Task instructions> Copy every line of the listing exactly.

Collection entries
----

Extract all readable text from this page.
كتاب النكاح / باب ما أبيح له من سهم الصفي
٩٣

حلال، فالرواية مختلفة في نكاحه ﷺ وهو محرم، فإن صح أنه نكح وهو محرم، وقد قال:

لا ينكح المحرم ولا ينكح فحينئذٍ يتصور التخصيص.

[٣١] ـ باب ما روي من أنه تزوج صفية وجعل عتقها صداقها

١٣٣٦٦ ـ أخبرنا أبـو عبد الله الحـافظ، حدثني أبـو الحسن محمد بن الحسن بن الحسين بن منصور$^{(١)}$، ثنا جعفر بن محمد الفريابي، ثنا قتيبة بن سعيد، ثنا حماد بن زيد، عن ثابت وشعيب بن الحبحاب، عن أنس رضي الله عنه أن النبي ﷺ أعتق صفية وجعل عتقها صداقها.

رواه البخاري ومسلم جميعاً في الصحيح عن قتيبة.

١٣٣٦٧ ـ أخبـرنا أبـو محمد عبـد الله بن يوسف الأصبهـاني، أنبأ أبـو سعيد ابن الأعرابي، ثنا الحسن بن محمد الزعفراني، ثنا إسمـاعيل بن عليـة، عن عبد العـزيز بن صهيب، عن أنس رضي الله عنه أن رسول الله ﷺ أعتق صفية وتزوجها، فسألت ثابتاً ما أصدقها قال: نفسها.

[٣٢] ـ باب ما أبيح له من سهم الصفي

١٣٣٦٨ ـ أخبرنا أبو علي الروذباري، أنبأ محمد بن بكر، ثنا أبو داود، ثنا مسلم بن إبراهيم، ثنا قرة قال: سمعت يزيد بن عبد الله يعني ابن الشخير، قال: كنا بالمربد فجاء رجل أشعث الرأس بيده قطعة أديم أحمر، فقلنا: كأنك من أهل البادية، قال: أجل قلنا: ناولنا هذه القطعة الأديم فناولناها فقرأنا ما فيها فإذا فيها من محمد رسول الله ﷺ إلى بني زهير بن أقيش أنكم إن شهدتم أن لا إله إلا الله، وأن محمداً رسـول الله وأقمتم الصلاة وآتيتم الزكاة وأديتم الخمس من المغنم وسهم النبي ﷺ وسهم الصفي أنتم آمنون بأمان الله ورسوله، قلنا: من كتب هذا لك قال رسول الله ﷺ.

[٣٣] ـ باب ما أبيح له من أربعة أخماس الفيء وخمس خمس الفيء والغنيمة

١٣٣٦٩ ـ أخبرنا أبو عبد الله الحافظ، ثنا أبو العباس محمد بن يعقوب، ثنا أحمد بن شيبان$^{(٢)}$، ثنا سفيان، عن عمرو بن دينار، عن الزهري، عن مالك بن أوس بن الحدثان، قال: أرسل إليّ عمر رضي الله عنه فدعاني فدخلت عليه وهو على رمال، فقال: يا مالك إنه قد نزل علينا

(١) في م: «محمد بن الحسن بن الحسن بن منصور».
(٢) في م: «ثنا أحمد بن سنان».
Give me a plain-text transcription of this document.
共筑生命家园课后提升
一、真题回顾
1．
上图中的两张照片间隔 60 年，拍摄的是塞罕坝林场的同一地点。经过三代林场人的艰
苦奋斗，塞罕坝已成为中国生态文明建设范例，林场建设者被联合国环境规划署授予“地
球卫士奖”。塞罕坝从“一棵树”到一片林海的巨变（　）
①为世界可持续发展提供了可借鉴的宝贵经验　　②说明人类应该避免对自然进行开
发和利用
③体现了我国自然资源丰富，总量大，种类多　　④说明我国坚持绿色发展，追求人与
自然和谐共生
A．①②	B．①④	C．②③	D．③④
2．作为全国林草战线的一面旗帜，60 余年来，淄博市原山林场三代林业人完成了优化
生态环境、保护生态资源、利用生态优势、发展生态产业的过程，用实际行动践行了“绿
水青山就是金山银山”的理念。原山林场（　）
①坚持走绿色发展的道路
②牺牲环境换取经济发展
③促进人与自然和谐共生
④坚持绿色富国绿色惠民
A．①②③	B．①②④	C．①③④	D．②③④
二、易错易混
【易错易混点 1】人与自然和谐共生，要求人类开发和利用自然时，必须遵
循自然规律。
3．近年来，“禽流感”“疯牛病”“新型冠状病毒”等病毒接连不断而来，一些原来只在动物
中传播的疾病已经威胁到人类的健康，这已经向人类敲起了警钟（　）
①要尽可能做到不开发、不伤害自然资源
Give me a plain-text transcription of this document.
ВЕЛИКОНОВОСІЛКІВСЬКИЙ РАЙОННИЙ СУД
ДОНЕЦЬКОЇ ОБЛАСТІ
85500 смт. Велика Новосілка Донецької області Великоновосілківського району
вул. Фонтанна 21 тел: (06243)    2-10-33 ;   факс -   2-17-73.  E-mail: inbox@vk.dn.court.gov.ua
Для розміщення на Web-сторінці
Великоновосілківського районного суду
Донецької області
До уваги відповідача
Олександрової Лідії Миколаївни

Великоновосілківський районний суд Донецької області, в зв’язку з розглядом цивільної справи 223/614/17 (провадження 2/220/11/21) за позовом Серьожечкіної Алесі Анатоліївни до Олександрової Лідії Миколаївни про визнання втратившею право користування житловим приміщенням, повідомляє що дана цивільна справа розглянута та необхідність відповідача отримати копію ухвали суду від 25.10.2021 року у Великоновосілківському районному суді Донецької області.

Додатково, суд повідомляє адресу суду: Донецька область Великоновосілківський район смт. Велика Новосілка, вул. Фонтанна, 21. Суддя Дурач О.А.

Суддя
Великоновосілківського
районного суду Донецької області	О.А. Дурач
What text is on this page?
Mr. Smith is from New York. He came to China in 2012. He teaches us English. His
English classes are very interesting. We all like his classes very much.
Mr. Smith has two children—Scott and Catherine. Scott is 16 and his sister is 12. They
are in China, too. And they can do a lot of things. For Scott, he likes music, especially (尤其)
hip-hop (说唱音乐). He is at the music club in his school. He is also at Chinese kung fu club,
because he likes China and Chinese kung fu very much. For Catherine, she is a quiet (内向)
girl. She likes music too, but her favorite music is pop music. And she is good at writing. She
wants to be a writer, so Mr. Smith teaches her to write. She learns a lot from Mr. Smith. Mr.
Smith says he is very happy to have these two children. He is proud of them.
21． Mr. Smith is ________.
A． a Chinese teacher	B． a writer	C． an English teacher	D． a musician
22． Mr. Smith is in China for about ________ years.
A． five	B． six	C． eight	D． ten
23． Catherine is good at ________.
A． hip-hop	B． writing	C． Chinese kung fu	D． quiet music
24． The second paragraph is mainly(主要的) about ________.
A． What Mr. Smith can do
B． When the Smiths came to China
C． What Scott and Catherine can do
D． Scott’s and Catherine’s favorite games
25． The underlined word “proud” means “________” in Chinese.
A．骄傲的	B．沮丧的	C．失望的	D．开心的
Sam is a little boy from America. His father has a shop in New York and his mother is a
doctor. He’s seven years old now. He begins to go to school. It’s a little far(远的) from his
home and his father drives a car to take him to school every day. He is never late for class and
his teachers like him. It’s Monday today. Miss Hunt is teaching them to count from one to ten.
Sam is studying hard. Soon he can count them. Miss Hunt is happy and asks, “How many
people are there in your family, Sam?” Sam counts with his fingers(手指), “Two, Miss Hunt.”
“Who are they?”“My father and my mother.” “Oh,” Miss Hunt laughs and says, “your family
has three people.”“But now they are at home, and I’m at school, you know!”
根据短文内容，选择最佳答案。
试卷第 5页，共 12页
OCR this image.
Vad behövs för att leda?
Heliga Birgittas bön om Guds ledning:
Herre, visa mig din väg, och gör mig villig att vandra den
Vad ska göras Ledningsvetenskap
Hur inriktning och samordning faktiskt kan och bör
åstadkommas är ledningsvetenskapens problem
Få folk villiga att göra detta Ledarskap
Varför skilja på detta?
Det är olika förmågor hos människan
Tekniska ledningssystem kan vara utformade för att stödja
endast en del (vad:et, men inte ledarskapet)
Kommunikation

----

Final result>
Extract all readable text from this page.
كتاب النكاح / باب ما أبيح له من سهم الصفي
٩٣

حلال، فالرواية مختلفة في نكاحه ﷺ وهو محرم، فإن صح أنه نكح وهو محرم، وقد قال:

لا ينكح المحرم ولا ينكح فحينئذٍ يتصور التخصيص.

[٣١] ـ باب ما روي من أنه تزوج صفية وجعل عتقها صداقها

١٣٣٦٦ ـ أخبرنا أبـو عبد الله الحـافظ، حدثني أبـو الحسن محمد بن الحسن بن الحسين بن منصور$^{(١)}$، ثنا جعفر بن محمد الفريابي، ثنا قتيبة بن سعيد، ثنا حماد بن زيد، عن ثابت وشعيب بن الحبحاب، عن أنس رضي الله عنه أن النبي ﷺ أعتق صفية وجعل عتقها صداقها.

رواه البخاري ومسلم جميعاً في الصحيح عن قتيبة.

١٣٣٦٧ ـ أخبـرنا أبـو محمد عبـد الله بن يوسف الأصبهـاني، أنبأ أبـو سعيد ابن الأعرابي، ثنا الحسن بن محمد الزعفراني، ثنا إسمـاعيل بن عليـة، عن عبد العـزيز بن صهيب، عن أنس رضي الله عنه أن رسول الله ﷺ أعتق صفية وتزوجها، فسألت ثابتاً ما أصدقها قال: نفسها.

[٣٢] ـ باب ما أبيح له من سهم الصفي

١٣٣٦٨ ـ أخبرنا أبو علي الروذباري، أنبأ محمد بن بكر، ثنا أبو داود، ثنا مسلم بن إبراهيم، ثنا قرة قال: سمعت يزيد بن عبد الله يعني ابن الشخير، قال: كنا بالمربد فجاء رجل أشعث الرأس بيده قطعة أديم أحمر، فقلنا: كأنك من أهل البادية، قال: أجل قلنا: ناولنا هذه القطعة الأديم فناولناها فقرأنا ما فيها فإذا فيها من محمد رسول الله ﷺ إلى بني زهير بن أقيش أنكم إن شهدتم أن لا إله إلا الله، وأن محمداً رسـول الله وأقمتم الصلاة وآتيتم الزكاة وأديتم الخمس من المغنم وسهم النبي ﷺ وسهم الصفي أنتم آمنون بأمان الله ورسوله، قلنا: من كتب هذا لك قال رسول الله ﷺ.

[٣٣] ـ باب ما أبيح له من أربعة أخماس الفيء وخمس خمس الفيء والغنيمة

١٣٣٦٩ ـ أخبرنا أبو عبد الله الحافظ، ثنا أبو العباس محمد بن يعقوب، ثنا أحمد بن شيبان$^{(٢)}$، ثنا سفيان، عن عمرو بن دينار، عن الزهري، عن مالك بن أوس بن الحدثان، قال: أرسل إليّ عمر رضي الله عنه فدعاني فدخلت عليه وهو على رمال، فقال: يا مالك إنه قد نزل علينا

(١) في م: «محمد بن الحسن بن الحسن بن منصور».
(٢) في م: «ثنا أحمد بن سنان».
Give me a plain-text transcription of this document.
共筑生命家园课后提升
一、真题回顾
1．
上图中的两张照片间隔 60 年，拍摄的是塞罕坝林场的同一地点。经过三代林场人的艰
苦奋斗，塞罕坝已成为中国生态文明建设范例，林场建设者被联合国环境规划署授予“地
球卫士奖”。塞罕坝从“一棵树”到一片林海的巨变（　）
①为世界可持续发展提供了可借鉴的宝贵经验　　②说明人类应该避免对自然进行开
发和利用
③体现了我国自然资源丰富，总量大，种类多　　④说明我国坚持绿色发展，追求人与
自然和谐共生
A．①②	B．①④	C．②③	D．③④
2．作为全国林草战线的一面旗帜，60 余年来，淄博市原山林场三代林业人完成了优化
生态环境、保护生态资源、利用生态优势、发展生态产业的过程，用实际行动践行了“绿
水青山就是金山银山”的理念。原山林场（　）
①坚持走绿色发展的道路
②牺牲环境换取经济发展
③促进人与自然和谐共生
④坚持绿色富国绿色惠民
A．①②③	B．①②④	C．①③④	D．②③④
二、易错易混
【易错易混点 1】人与自然和谐共生，要求人类开发和利用自然时，必须遵
循自然规律。
3．近年来，“禽流感”“疯牛病”“新型冠状病毒”等病毒接连不断而来，一些原来只在动物
中传播的疾病已经威胁到人类的健康，这已经向人类敲起了警钟（　）
①要尽可能做到不开发、不伤害自然资源
Give me a plain-text transcription of this document.
ВЕЛИКОНОВОСІЛКІВСЬКИЙ РАЙОННИЙ СУД
ДОНЕЦЬКОЇ ОБЛАСТІ
85500 смт. Велика Новосілка Донецької області Великоновосілківського району
вул. Фонтанна 21 тел: (06243)    2-10-33 ;   факс -   2-17-73.  E-mail: inbox@vk.dn.court.gov.ua
Для розміщення на Web-сторінці
Великоновосілківського районного суду
Донецької області
До уваги відповідача
Олександрової Лідії Миколаївни

Великоновосілківський районний суд Донецької області, в зв’язку з розглядом цивільної справи 223/614/17 (провадження 2/220/11/21) за позовом Серьожечкіної Алесі Анатоліївни до Олександрової Лідії Миколаївни про визнання втратившею право користування житловим приміщенням, повідомляє що дана цивільна справа розглянута та необхідність відповідача отримати копію ухвали суду від 25.10.2021 року у Великоновосілківському районному суді Донецької області.

Додатково, суд повідомляє адресу суду: Донецька область Великоновосілківський район смт. Велика Новосілка, вул. Фонтанна, 21. Суддя Дурач О.А.

Суддя
Великоновосілківського
районного суду Донецької області	О.А. Дурач
What text is on this page?
Mr. Smith is from New York. He came to China in 2012. He teaches us English. His
English classes are very interesting. We all like his classes very much.
Mr. Smith has two children—Scott and Catherine. Scott is 16 and his sister is 12. They
are in China, too. And they can do a lot of things. For Scott, he likes music, especially (尤其)
hip-hop (说唱音乐). He is at the music club in his school. He is also at Chinese kung fu club,
because he likes China and Chinese kung fu very much. For Catherine, she is a quiet (内向)
girl. She likes music too, but her favorite music is pop music. And she is good at writing. She
wants to be a writer, so Mr. Smith teaches her to write. She learns a lot from Mr. Smith. Mr.
Smith says he is very happy to have these two children. He is proud of them.
21． Mr. Smith is ________.
A． a Chinese teacher	B． a writer	C． an English teacher	D． a musician
22． Mr. Smith is in China for about ________ years.
A． five	B． six	C． eight	D． ten
23． Catherine is good at ________.
A． hip-hop	B． writing	C． Chinese kung fu	D． quiet music
24． The second paragraph is mainly(主要的) about ________.
A． What Mr. Smith can do
B． When the Smiths came to China
C． What Scott and Catherine can do
D． Scott’s and Catherine’s favorite games
25． The underlined word “proud” means “________” in Chinese.
A．骄傲的	B．沮丧的	C．失望的	D．开心的
Sam is a little boy from America. His father has a shop in New York and his mother is a
doctor. He’s seven years old now. He begins to go to school. It’s a little far(远的) from his
home and his father drives a car to take him to school every day. He is never late for class and
his teachers like him. It’s Monday today. Miss Hunt is teaching them to count from one to ten.
Sam is studying hard. Soon he can count them. Miss Hunt is happy and asks, “How many
people are there in your family, Sam?” Sam counts with his fingers(手指), “Two, Miss Hunt.”
“Who are they?”“My father and my mother.” “Oh,” Miss Hunt laughs and says, “your family
has three people.”“But now they are at home, and I’m at school, you know!”
根据短文内容，选择最佳答案。
试卷第 5页，共 12页
OCR this image.
Vad behövs för att leda?
Heliga Birgittas bön om Guds ledning:
Herre, visa mig din väg, och gör mig villig att vandra den
Vad ska göras Ledningsvetenskap
Hur inriktning och samordning faktiskt kan och bör
åstadkommas är ledningsvetenskapens problem
Få folk villiga att göra detta Ledarskap
Varför skilja på detta?
Det är olika förmågor hos människan
Tekniska ledningssystem kan vara utformade för att stödja
endast en del (vad:et, men inte ledarskapet)
Kommunikation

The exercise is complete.